Your objective = Determine how many lines contain the string "changes". Reply with that figure and nothing else.
▶
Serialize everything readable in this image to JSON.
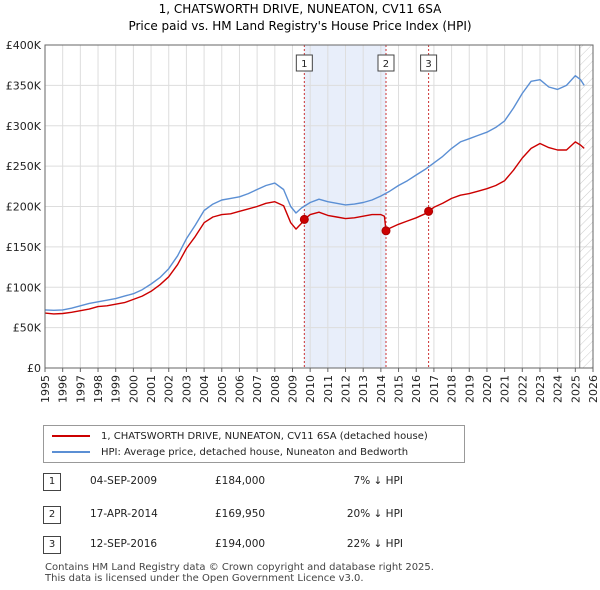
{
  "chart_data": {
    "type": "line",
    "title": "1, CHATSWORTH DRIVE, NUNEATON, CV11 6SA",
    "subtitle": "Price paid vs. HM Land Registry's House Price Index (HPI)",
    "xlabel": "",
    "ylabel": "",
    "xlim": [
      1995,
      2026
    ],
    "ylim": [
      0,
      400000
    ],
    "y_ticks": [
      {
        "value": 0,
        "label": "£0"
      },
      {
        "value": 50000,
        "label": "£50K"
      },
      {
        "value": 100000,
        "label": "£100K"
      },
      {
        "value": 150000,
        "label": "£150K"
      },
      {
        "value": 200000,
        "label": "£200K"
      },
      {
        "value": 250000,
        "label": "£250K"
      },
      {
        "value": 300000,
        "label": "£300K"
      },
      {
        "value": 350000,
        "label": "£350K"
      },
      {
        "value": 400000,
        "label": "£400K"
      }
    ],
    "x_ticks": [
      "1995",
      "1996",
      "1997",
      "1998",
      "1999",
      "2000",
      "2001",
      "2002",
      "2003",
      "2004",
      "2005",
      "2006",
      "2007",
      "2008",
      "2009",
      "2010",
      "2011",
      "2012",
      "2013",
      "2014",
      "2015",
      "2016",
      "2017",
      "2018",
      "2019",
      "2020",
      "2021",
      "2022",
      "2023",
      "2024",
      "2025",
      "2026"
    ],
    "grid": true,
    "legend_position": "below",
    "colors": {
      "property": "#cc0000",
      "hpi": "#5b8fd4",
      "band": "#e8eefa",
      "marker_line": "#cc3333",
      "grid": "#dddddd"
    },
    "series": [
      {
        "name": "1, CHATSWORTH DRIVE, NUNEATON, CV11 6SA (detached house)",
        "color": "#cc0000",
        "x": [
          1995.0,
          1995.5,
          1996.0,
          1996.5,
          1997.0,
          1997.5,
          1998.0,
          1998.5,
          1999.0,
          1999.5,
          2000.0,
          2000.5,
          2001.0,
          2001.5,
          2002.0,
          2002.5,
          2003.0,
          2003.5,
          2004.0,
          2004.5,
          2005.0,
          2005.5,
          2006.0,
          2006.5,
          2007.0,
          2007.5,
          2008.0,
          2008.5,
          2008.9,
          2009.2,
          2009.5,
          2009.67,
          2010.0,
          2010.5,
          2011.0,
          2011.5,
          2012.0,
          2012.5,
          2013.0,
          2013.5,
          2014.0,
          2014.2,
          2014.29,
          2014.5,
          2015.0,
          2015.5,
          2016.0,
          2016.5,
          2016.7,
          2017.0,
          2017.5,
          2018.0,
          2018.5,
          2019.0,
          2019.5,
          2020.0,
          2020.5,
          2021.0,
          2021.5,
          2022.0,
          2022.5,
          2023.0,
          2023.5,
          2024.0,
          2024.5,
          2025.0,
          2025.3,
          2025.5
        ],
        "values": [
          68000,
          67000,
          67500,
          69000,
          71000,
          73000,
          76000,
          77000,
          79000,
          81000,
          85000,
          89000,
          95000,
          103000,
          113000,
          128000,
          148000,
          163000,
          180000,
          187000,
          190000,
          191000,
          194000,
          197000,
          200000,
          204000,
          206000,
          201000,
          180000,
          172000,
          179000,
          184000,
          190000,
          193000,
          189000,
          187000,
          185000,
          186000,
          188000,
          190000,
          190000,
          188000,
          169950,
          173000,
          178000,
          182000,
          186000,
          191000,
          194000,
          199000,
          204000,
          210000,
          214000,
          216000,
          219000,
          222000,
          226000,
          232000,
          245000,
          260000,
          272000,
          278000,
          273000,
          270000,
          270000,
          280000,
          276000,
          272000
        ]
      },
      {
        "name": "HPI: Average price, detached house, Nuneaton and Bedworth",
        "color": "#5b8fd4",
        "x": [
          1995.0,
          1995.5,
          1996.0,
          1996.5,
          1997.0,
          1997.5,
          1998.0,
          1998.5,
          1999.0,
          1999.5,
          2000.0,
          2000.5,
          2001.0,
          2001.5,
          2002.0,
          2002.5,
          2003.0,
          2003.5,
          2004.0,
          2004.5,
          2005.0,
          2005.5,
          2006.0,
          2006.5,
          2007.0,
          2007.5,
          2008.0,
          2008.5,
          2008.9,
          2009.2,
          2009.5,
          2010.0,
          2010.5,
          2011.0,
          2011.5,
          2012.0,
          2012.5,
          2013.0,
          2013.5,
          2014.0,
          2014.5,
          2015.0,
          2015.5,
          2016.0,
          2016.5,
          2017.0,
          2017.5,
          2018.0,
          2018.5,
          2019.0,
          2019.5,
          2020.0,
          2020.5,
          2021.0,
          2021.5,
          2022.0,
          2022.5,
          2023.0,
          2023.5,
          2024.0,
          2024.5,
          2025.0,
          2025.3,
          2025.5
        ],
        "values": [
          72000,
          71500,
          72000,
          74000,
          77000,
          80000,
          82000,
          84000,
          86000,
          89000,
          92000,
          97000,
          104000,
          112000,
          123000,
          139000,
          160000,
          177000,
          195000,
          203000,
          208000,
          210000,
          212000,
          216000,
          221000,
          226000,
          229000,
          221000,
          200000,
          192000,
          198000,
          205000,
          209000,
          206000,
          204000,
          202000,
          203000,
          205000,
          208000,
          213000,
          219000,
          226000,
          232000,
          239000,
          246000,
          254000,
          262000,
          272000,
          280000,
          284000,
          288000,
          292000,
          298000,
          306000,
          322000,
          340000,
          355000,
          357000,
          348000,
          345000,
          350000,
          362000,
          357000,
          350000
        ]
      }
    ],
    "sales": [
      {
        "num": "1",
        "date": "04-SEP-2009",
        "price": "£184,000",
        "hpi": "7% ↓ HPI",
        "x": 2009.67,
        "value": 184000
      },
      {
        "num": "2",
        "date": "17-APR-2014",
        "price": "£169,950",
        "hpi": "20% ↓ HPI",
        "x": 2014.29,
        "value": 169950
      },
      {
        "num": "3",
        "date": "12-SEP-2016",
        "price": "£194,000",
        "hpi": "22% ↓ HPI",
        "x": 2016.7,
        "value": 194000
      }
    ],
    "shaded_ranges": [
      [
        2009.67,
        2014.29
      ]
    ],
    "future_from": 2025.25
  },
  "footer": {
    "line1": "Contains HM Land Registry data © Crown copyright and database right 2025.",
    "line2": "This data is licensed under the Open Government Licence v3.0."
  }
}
◀
▶
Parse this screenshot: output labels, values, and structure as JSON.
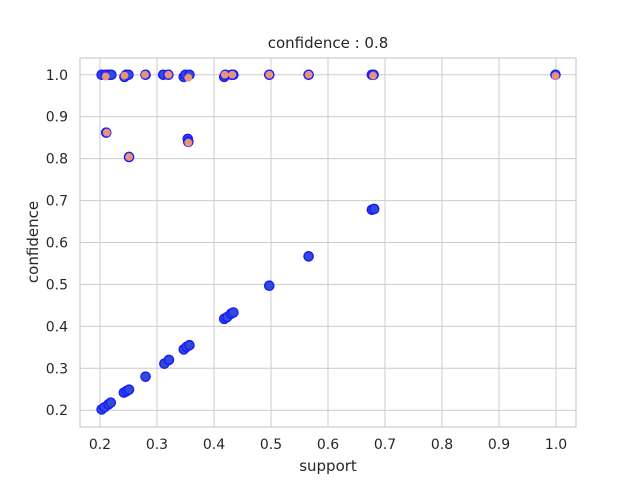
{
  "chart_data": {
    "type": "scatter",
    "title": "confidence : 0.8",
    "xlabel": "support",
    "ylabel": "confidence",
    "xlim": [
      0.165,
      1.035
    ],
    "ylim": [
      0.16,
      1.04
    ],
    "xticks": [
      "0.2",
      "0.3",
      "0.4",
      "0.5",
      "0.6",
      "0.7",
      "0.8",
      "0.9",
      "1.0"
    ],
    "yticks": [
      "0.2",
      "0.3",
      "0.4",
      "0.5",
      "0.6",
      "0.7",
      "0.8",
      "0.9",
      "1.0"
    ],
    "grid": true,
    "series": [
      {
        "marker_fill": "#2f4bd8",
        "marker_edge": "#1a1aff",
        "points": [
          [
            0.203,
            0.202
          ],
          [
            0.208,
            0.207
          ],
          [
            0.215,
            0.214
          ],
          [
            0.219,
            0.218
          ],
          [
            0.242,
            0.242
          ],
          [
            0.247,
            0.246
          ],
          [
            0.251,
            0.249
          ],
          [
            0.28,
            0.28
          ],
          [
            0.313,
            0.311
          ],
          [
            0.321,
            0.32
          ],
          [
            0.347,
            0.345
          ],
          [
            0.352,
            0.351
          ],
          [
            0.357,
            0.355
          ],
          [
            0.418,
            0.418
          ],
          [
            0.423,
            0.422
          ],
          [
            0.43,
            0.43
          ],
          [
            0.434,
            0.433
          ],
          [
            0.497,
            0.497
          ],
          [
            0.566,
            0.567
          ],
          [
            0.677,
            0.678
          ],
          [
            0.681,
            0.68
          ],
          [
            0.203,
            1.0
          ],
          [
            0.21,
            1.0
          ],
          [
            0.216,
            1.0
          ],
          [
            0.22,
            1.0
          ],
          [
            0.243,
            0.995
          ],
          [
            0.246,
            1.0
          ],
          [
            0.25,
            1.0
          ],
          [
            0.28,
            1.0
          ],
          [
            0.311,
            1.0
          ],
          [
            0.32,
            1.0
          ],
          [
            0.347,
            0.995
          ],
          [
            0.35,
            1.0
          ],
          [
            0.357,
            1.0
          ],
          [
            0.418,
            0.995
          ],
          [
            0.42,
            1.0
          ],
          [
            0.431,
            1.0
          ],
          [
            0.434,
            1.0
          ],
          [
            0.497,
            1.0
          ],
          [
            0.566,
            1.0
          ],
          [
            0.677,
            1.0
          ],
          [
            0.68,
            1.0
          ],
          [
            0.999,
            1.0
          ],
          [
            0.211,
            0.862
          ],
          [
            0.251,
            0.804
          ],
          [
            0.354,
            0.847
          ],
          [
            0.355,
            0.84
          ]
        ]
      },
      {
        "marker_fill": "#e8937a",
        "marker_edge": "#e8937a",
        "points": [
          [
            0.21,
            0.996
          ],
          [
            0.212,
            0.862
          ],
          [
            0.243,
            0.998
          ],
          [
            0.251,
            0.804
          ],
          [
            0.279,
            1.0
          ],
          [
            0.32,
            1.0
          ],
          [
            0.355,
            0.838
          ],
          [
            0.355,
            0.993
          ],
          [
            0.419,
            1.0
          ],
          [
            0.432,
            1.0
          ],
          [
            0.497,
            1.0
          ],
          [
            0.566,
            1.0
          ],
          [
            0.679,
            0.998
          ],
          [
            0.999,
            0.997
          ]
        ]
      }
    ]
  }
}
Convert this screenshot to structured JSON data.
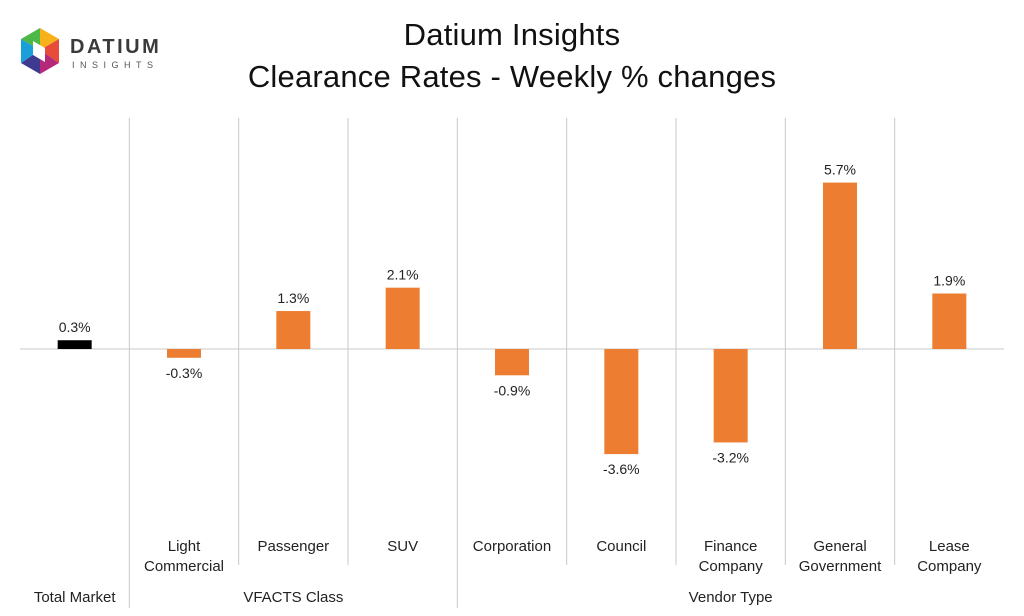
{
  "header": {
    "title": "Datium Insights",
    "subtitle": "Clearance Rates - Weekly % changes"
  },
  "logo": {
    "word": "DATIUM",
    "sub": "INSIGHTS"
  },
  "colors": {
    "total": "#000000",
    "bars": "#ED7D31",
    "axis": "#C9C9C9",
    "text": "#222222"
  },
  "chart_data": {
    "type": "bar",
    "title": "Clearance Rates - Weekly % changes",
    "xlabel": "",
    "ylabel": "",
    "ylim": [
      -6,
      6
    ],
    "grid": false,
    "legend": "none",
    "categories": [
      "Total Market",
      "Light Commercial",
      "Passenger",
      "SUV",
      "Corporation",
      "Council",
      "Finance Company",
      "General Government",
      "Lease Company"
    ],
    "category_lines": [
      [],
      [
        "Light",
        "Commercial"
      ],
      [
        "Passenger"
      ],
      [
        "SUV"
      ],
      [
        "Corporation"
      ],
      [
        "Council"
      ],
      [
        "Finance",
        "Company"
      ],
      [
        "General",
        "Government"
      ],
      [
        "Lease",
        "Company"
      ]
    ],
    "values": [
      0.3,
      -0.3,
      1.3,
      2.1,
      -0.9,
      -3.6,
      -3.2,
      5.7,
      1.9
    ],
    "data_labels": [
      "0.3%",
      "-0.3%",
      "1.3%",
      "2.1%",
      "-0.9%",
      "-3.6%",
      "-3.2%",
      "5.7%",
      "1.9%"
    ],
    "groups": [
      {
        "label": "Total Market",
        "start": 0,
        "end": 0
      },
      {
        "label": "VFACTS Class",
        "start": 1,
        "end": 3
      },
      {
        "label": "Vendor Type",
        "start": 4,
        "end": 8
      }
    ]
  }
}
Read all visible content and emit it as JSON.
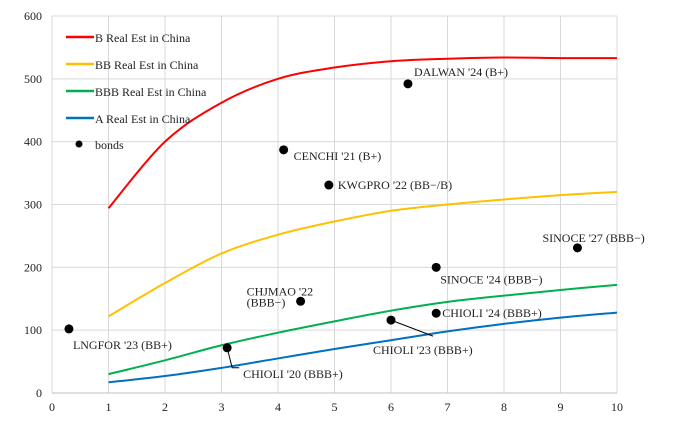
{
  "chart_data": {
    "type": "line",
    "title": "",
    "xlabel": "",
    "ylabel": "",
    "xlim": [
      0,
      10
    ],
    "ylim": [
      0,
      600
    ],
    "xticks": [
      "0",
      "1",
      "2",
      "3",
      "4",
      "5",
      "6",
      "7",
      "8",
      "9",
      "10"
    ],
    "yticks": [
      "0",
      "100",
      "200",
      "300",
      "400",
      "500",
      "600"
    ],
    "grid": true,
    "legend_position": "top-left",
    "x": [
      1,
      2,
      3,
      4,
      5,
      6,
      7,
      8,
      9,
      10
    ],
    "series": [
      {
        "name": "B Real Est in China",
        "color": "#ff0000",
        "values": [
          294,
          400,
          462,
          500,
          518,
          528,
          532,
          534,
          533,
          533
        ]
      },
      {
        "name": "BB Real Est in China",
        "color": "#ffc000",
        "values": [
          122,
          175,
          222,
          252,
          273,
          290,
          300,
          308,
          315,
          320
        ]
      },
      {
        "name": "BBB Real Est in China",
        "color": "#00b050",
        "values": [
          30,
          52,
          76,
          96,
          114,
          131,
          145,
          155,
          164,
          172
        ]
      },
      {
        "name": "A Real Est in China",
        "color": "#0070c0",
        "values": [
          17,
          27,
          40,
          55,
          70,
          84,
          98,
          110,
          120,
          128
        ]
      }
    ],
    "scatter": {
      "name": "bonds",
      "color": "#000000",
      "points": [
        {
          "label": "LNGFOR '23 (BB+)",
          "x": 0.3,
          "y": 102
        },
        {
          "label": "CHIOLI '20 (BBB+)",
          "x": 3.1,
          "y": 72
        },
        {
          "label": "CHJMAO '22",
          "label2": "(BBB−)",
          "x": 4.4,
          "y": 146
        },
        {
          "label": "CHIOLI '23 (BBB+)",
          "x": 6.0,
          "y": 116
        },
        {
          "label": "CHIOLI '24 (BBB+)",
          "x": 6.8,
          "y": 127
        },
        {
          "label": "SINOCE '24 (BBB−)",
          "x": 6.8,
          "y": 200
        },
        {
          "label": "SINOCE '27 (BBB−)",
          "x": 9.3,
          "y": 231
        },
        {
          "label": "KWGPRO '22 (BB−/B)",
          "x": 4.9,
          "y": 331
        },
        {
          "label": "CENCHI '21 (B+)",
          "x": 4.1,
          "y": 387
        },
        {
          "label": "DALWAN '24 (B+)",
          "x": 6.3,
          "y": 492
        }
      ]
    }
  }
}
◀
▶
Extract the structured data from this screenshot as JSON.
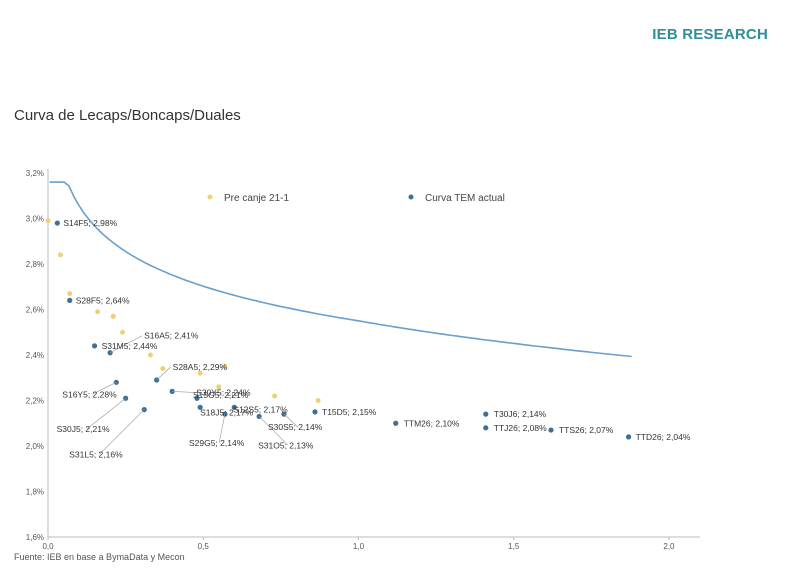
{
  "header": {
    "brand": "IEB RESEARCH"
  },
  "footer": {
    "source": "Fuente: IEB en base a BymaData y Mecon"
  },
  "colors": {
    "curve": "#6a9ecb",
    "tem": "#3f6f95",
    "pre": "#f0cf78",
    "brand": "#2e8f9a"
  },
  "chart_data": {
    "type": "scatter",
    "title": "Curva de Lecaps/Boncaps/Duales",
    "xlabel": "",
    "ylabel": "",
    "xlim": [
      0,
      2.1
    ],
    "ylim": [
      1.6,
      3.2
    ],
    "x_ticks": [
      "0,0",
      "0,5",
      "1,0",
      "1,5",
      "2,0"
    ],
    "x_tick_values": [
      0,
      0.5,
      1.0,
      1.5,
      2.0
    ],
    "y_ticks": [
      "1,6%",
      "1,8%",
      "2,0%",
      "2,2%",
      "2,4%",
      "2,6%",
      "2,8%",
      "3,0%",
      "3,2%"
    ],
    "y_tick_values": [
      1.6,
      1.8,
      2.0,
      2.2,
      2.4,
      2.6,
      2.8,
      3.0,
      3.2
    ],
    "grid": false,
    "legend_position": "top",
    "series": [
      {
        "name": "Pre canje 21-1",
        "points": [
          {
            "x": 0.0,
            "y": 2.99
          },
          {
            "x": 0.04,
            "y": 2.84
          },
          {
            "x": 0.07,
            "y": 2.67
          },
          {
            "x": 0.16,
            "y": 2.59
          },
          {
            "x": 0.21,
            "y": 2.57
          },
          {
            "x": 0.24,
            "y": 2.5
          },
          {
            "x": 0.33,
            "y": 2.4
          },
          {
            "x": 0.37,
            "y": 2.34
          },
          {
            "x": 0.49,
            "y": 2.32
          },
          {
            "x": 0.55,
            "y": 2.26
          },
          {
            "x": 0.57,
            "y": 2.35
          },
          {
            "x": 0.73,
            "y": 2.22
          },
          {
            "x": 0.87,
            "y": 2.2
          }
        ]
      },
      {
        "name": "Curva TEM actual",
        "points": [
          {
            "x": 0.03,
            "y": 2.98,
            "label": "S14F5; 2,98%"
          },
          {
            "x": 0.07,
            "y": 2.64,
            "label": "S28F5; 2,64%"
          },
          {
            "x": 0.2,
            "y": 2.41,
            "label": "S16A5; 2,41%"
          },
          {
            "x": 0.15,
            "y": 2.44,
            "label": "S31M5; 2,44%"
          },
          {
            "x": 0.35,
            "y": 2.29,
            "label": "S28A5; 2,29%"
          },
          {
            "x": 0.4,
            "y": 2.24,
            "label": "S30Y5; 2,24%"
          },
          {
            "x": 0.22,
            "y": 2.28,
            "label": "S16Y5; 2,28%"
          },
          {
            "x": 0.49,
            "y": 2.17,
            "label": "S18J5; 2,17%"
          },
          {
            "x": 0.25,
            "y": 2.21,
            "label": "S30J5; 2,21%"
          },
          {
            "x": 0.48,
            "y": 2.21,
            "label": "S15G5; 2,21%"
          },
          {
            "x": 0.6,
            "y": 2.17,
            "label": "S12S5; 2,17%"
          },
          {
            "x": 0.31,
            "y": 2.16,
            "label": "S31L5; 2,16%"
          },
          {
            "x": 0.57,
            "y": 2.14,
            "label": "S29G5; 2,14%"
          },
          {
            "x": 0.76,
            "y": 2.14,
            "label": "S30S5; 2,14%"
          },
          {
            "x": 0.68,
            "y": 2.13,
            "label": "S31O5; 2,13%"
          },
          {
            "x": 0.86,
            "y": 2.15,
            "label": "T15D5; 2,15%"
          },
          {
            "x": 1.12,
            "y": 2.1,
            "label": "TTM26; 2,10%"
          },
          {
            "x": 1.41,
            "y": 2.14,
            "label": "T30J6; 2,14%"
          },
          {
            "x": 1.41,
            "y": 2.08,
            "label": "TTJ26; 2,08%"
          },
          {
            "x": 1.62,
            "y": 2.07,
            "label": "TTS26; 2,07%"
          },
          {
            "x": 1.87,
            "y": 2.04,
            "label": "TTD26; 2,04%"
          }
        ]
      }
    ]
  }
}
◀
Worked solution = 2